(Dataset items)
※

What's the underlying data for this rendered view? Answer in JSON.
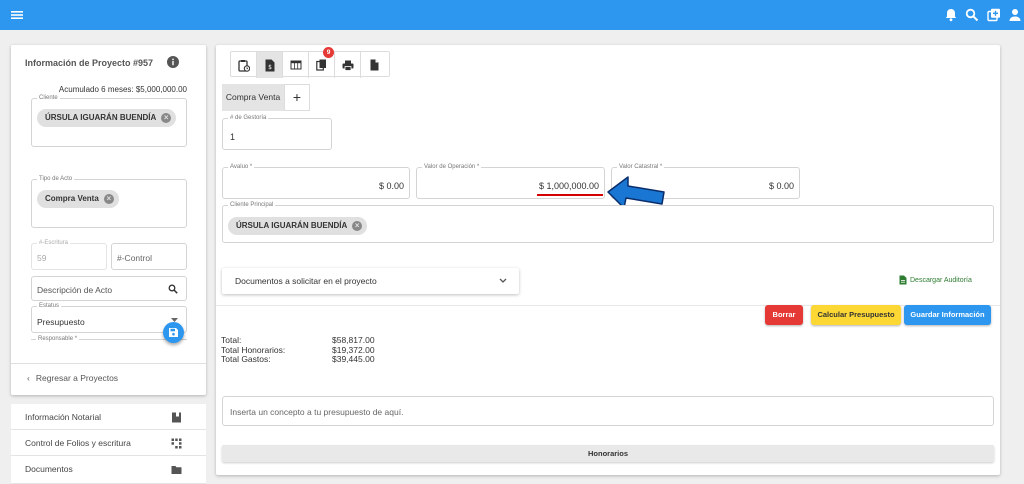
{
  "topbar": {
    "icons": [
      "menu-icon",
      "bell-icon",
      "search-icon",
      "add-box-icon",
      "account-icon"
    ]
  },
  "sidebar": {
    "title": "Información de Proyecto #957",
    "accumulated": "Acumulado 6 meses: $5,000,000.00",
    "cliente_label": "Cliente",
    "cliente_chip": "ÚRSULA IGUARÁN BUENDÍA",
    "tipo_label": "Tipo de Acto",
    "tipo_chip": "Compra Venta",
    "escritura_label": "#-Escritura",
    "escritura_value": "59",
    "control_placeholder": "#-Control",
    "descripcion_placeholder": "Descripción de Acto",
    "estatus_label": "Estatus",
    "estatus_value": "Presupuesto",
    "responsable_label": "Responsable *",
    "back_label": "Regresar a Proyectos"
  },
  "nav": {
    "items": [
      {
        "label": "Información Notarial",
        "icon": "book-icon"
      },
      {
        "label": "Control de Folios y escritura",
        "icon": "qr-grid-icon"
      },
      {
        "label": "Documentos",
        "icon": "folder-icon"
      }
    ]
  },
  "main": {
    "toolbar": {
      "icons": [
        "clipboard-clock-icon",
        "invoice-icon",
        "table-icon",
        "copy-icon",
        "print-icon",
        "file-icon"
      ],
      "badge": "9"
    },
    "tab_label": "Compra Venta",
    "gestoria_label": "# de Gestoría",
    "gestoria_value": "1",
    "avaluo_label": "Avaluo *",
    "avaluo_value": "$ 0.00",
    "operacion_label": "Valor de Operación *",
    "operacion_value": "$ 1,000,000.00",
    "catastral_label": "Valor Catastral *",
    "catastral_value": "$ 0.00",
    "cliente_principal_label": "Cliente Principal",
    "cliente_principal_chip": "ÚRSULA IGUARÁN BUENDÍA",
    "documentos_label": "Documentos a solicitar en el proyecto",
    "descargar_label": "Descargar Auditoría",
    "buttons": {
      "borrar": "Borrar",
      "calcular": "Calcular Presupuesto",
      "guardar": "Guardar Información"
    },
    "totals": [
      {
        "label": "Total:",
        "value": "$58,817.00"
      },
      {
        "label": "Total Honorarios:",
        "value": "$19,372.00"
      },
      {
        "label": "Total Gastos:",
        "value": "$39,445.00"
      }
    ],
    "concepto_placeholder": "Inserta un concepto a tu presupuesto de aquí.",
    "honorarios_label": "Honorarios"
  },
  "colors": {
    "accent": "#2d97f0",
    "borrar": "#e53935",
    "calcular": "#fdd835",
    "guardar": "#2d97f0",
    "underline": "#d50000",
    "arrow": "#1976d2"
  }
}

※

[What is being asked]:
Leave out the pictures and transcribe everything else exactly.

[Finished answer]:
What's the underlying data for this rendered view? Answer in JSON.
{
  "topbar": {
    "icons": [
      "menu-icon",
      "bell-icon",
      "search-icon",
      "add-box-icon",
      "account-icon"
    ]
  },
  "sidebar": {
    "title": "Información de Proyecto #957",
    "accumulated": "Acumulado 6 meses: $5,000,000.00",
    "cliente_label": "Cliente",
    "cliente_chip": "ÚRSULA IGUARÁN BUENDÍA",
    "tipo_label": "Tipo de Acto",
    "tipo_chip": "Compra Venta",
    "escritura_label": "#-Escritura",
    "escritura_value": "59",
    "control_placeholder": "#-Control",
    "descripcion_placeholder": "Descripción de Acto",
    "estatus_label": "Estatus",
    "estatus_value": "Presupuesto",
    "responsable_label": "Responsable *",
    "back_label": "Regresar a Proyectos"
  },
  "nav": {
    "items": [
      {
        "label": "Información Notarial",
        "icon": "book-icon"
      },
      {
        "label": "Control de Folios y escritura",
        "icon": "qr-grid-icon"
      },
      {
        "label": "Documentos",
        "icon": "folder-icon"
      }
    ]
  },
  "main": {
    "toolbar": {
      "icons": [
        "clipboard-clock-icon",
        "invoice-icon",
        "table-icon",
        "copy-icon",
        "print-icon",
        "file-icon"
      ],
      "badge": "9"
    },
    "tab_label": "Compra Venta",
    "gestoria_label": "# de Gestoría",
    "gestoria_value": "1",
    "avaluo_label": "Avaluo *",
    "avaluo_value": "$ 0.00",
    "operacion_label": "Valor de Operación *",
    "operacion_value": "$ 1,000,000.00",
    "catastral_label": "Valor Catastral *",
    "catastral_value": "$ 0.00",
    "cliente_principal_label": "Cliente Principal",
    "cliente_principal_chip": "ÚRSULA IGUARÁN BUENDÍA",
    "documentos_label": "Documentos a solicitar en el proyecto",
    "descargar_label": "Descargar Auditoría",
    "buttons": {
      "borrar": "Borrar",
      "calcular": "Calcular Presupuesto",
      "guardar": "Guardar Información"
    },
    "totals": [
      {
        "label": "Total:",
        "value": "$58,817.00"
      },
      {
        "label": "Total Honorarios:",
        "value": "$19,372.00"
      },
      {
        "label": "Total Gastos:",
        "value": "$39,445.00"
      }
    ],
    "concepto_placeholder": "Inserta un concepto a tu presupuesto de aquí.",
    "honorarios_label": "Honorarios"
  },
  "colors": {
    "accent": "#2d97f0",
    "borrar": "#e53935",
    "calcular": "#fdd835",
    "guardar": "#2d97f0",
    "underline": "#d50000",
    "arrow": "#1976d2"
  }
}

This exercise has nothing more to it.